That means that it fell (mostly) on me to declutter and clean the house and make it ready for house-shoppers to come through and peruse what our little home has to offer them. I have boxed and cleaned, cleaned and boxed, and moved furniture out and in to make the house look...different. About half of our belongings are now either in the trash, at a thrift store, on Craiglist (printer/scanner anyone?) or in a storage space that we rented, and the house is starting to come together as a sell-able product.
That makes it sound like it's been easy, right? And yet, it has been an extremely humbling experience. I have, for a long time, clung to the idea that since I have a small house, I must be a minimalist, free from the constraints of materialism and the longing of having All The Things.
But I've come to realize that I was not practicing what I thought I was practicing. In many ways, we continued to accumulate things when we should not have. When The Stuff got to be more than we could handle, sure, I'd haul some of it to Goodwill, but there have also been a lot of trips to Ikea to buy Stylish Swedish Vertical Storage to fit The Stuff into the small space.
I wish I could say that in the process of the packing that I decluttered more than I did, but in truth some of those things won't be clutter if we have the space to house them in the new place--though I intend to do another round of decluttering once we move, if the Lord is willing that we do so.
In the meantime, and especially with the Season of Marketing and Advertising upon us, I have been giving a lot of thought to The Stuff. And how to truly be free of any unproductive attachment to it. Here's what I plan to do to stay on the right path as we move forward--whether the Lord blesses us with more space or not.
1. Take care of what I do have. This has been a truly convicting point for me, and perhaps the most humbling part of the whole experience. I have found several things that I have really enjoyed, and perhaps have even used a lot, that are no longer as desirable to me simply because I didn't care for them as well as I should have. I have been instructed to be a good steward of what I have (1 Pet. 4:10). Realizing the many ways I have failed in that has been disturbing to me, and I am newly resolved to discontinue that trend! The good news: since I am determined to have less stuff, that will be less stuff to clean and maintain. More care to lavish on what I really do enjoy.
2. Use what I have. My wedding shoes--the ones I lovingly had color-matched to my dress and that were a real splurge for my parents, are in the trash as of this week. They did not hold up well, tucked away in their box in the top of the hall closet. I found them discolored and unsightly, and realized that even if they still looked nice, the style is far too youthful for me now. Wouldn't it have been nice to wear them a time or two in the years just following the wedding? They got ruined anyway, at least I could've used them. I have been far too guilty of not using my 'nice things.' Well, what's the point of having them if you're not going to use them? How will I tell the children stories of the china my grandmother gave me if they never see it? At some point, I'm not going to have it anyway--it will either get lost or broken or stolen or I'll die. So... why not use it and enjoy it? I remember reading Alice Walker's short story Everyday Use years ago, and being touched by it--but not always putting it into practice, that using important things is important and good.

····················

■ **SHORT EXERCISE A**
In the essay on decluttering, list every place where its opening paragraph says about half of the household belongings have ended up.
■ **SHORT EXERCISE B**
Carry the essay on decluttering forward from its last sentence, keeping its voice and its numbered plan.

■ **DATA BLOCK**
····················

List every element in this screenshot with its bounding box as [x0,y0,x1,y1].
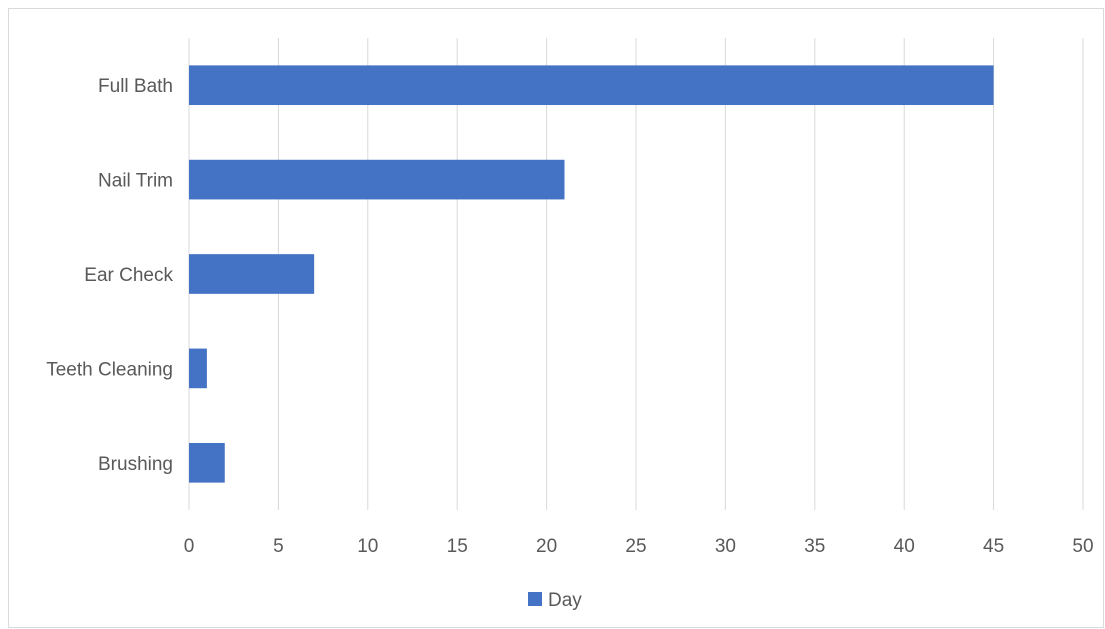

····················

■ **EXERCISE ANSWER A**
- in the trash
- at a thrift store
- on Craiglist
- in a storage space that we rented

■ **EXERCISE ANSWER B**
3. Use my things to serve. This is the most productive way to do #2. If you look at 1 Pet. 4, there is a clear link between stewardship and serving. We aren't given things (physical or spiritual) to just sit around and stare at them--or even worse--to put them in the closet! It can look different depending on your interests, who you know, and what people need. Maybe it's using your dishes to have people over. Maybe it's using a casserole pan to make a meal for someone. Maybe it's letting someone borrow your outdoor gear because they want to try out camping without committing to buying a slew of stuff just yet. My things, while now clutter to me, can be a blessing to someone else. When I have clothes that are no longer my style or are too youthful for me, there may be someone else out there who will love it. My random small appliances may have been on someone else's "want" list for a while. Getting a freebie from someone else is such a nice surprise, and giving one to someone means both of us win. Just don't be offended if they don't take it--all you can do is offer!
4. One thing in, one thing out. When you do find that you need to bring something into your home, this is a great rule to follow. I'll warn you though-- this one is hard! We "need" the new thing, but have a tough time letting go of the old. But it is a good practice in just how much we need it, if we already have something we don't want to let go of. Going forward, I intend to decide just what I will let go of BEFORE I buy the new thing.
5. If it hasn't been used in a year, let it go. Oof, this one is hard for me. I always want to fudge and make it two--or even three--years, but the one year rule is solid. If it's important to you, you'll use it. If it's not, it's clutter.
Alright, I'm off now to clean the newly-discovered surfaces in the house in preparation for family and Thanksgiving. I have so much to be thankful for--including my newly humbled spirit. Here's to being a better steward of all the many, many blessings I have been given.
This blog has been long-neglected. Not for any lack of thought on my part, but because much of my thinking has been going on in the background while things that required doing demanded my time more urgently. I am pleased to have the desire and the time to be back at a keyboard and writing this morning.
Lord, may I be single-minded, sincere, and constant in my love and service for you. May I teach your way diligently to my children, and may we all never stray from it.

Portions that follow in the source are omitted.